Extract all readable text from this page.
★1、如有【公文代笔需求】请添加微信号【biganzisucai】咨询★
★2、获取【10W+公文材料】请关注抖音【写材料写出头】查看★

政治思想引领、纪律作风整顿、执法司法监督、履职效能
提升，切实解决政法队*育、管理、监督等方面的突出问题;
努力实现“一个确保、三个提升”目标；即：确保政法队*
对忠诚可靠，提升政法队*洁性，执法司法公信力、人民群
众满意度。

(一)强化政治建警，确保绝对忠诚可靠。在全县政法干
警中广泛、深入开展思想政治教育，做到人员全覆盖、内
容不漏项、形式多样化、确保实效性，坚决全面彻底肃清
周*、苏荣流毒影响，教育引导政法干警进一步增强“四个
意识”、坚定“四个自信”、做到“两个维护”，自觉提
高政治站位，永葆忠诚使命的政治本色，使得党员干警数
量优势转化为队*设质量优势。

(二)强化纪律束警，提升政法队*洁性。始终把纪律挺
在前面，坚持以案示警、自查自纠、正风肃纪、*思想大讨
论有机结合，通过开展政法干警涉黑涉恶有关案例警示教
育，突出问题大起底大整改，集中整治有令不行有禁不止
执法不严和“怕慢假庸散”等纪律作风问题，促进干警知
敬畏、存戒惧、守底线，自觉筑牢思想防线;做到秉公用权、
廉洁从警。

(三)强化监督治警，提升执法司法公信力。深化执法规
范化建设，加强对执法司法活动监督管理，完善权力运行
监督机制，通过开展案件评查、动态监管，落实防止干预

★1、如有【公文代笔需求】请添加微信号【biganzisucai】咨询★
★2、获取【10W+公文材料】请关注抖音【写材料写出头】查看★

..............................

[Exercise brief] Extract each record, keeping it identical to the original.

[Result for this exercise]
Extract all readable text from this page.
★1、如有【公文代笔需求】请添加微信号【biganzisucai】咨询★
★2、获取【10W+公文材料】请关注抖音【写材料写出头】查看★

政治思想引领、纪律作风整顿、执法司法监督、履职效能
提升，切实解决政法队*育、管理、监督等方面的突出问题;
努力实现“一个确保、三个提升”目标；即：确保政法队*
对忠诚可靠，提升政法队*洁性，执法司法公信力、人民群
众满意度。

(一)强化政治建警，确保绝对忠诚可靠。在全县政法干
警中广泛、深入开展思想政治教育，做到人员全覆盖、内
容不漏项、形式多样化、确保实效性，坚决全面彻底肃清
周*、苏荣流毒影响，教育引导政法干警进一步增强“四个
意识”、坚定“四个自信”、做到“两个维护”，自觉提
高政治站位，永葆忠诚使命的政治本色，使得党员干警数
量优势转化为队*设质量优势。

(二)强化纪律束警，提升政法队*洁性。始终把纪律挺
在前面，坚持以案示警、自查自纠、正风肃纪、*思想大讨
论有机结合，通过开展政法干警涉黑涉恶有关案例警示教
育，突出问题大起底大整改，集中整治有令不行有禁不止
执法不严和“怕慢假庸散”等纪律作风问题，促进干警知
敬畏、存戒惧、守底线，自觉筑牢思想防线;做到秉公用权、
廉洁从警。

(三)强化监督治警，提升执法司法公信力。深化执法规
范化建设，加强对执法司法活动监督管理，完善权力运行
监督机制，通过开展案件评查、动态监管，落实防止干预

★1、如有【公文代笔需求】请添加微信号【biganzisucai】咨询★
★2、获取【10W+公文材料】请关注抖音【写材料写出头】查看★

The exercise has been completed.